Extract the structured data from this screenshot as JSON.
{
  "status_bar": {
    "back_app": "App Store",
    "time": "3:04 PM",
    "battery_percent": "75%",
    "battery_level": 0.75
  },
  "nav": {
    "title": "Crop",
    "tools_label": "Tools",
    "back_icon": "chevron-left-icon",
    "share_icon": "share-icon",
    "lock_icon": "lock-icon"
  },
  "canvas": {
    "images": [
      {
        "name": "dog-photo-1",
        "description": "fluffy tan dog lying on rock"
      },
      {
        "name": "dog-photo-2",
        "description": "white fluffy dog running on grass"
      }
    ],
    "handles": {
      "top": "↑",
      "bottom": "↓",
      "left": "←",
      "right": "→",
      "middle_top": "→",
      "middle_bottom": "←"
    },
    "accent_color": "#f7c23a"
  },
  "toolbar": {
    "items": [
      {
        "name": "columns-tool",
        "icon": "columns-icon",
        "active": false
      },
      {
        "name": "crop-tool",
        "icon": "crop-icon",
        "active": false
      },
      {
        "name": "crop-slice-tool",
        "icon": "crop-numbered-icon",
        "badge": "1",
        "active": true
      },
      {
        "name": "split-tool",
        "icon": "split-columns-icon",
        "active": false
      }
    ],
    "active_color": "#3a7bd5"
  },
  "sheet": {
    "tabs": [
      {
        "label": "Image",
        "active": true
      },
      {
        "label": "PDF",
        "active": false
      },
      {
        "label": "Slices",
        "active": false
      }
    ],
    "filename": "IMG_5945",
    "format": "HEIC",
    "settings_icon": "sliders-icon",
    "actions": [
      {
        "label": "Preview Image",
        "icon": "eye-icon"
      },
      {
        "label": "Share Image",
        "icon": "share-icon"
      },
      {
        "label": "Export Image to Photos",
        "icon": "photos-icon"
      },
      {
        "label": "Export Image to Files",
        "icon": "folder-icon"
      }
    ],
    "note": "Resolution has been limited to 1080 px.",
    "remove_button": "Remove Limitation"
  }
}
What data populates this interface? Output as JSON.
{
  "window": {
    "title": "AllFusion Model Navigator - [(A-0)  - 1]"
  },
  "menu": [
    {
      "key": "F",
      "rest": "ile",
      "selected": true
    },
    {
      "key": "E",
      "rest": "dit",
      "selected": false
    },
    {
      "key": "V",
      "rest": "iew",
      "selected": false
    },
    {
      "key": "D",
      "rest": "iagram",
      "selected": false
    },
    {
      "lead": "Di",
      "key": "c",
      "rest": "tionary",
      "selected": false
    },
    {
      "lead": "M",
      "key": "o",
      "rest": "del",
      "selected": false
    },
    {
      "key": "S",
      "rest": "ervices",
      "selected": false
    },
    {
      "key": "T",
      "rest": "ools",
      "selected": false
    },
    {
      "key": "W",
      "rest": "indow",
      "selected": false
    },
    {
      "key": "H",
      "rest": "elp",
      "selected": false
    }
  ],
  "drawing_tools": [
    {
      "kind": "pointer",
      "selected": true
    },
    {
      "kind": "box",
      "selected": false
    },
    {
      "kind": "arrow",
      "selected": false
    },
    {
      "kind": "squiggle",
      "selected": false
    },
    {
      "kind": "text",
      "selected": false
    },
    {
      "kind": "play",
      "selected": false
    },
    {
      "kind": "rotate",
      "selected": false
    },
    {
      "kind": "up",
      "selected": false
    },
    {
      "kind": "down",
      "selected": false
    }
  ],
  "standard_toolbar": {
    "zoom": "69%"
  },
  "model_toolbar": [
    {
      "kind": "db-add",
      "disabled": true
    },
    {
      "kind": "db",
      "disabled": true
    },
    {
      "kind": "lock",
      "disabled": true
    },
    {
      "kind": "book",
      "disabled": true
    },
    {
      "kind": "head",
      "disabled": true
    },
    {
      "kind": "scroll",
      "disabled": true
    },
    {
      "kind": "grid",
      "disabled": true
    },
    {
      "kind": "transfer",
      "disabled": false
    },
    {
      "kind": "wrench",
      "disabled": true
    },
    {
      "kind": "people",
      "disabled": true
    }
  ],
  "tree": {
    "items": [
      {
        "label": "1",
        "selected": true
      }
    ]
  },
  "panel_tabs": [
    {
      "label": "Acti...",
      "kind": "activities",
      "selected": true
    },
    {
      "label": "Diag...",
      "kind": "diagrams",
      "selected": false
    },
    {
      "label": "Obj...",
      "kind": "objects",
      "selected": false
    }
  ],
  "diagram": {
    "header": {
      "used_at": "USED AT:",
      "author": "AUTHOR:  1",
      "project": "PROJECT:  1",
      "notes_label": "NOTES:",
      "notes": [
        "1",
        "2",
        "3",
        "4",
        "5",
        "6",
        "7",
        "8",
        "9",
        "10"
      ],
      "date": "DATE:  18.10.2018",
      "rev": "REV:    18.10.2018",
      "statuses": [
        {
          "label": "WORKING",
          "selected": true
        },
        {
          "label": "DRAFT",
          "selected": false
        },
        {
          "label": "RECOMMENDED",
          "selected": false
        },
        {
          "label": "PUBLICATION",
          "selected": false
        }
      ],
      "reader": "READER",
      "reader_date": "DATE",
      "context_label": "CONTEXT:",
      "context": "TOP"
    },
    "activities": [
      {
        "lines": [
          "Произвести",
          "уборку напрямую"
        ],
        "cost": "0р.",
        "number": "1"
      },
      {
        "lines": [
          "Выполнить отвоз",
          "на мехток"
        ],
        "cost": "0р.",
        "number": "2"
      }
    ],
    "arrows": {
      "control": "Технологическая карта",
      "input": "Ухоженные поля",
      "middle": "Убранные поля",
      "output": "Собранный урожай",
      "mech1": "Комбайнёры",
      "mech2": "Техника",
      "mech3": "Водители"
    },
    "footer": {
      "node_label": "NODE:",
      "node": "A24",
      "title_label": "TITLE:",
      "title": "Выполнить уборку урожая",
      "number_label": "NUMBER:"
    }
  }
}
########
— What the task requires —
Select from the material above each line in which the string "Выполнить" appears, and list those lines.

— Final result —
          "Выполнить отвоз",
      "title": "Выполнить уборку урожая",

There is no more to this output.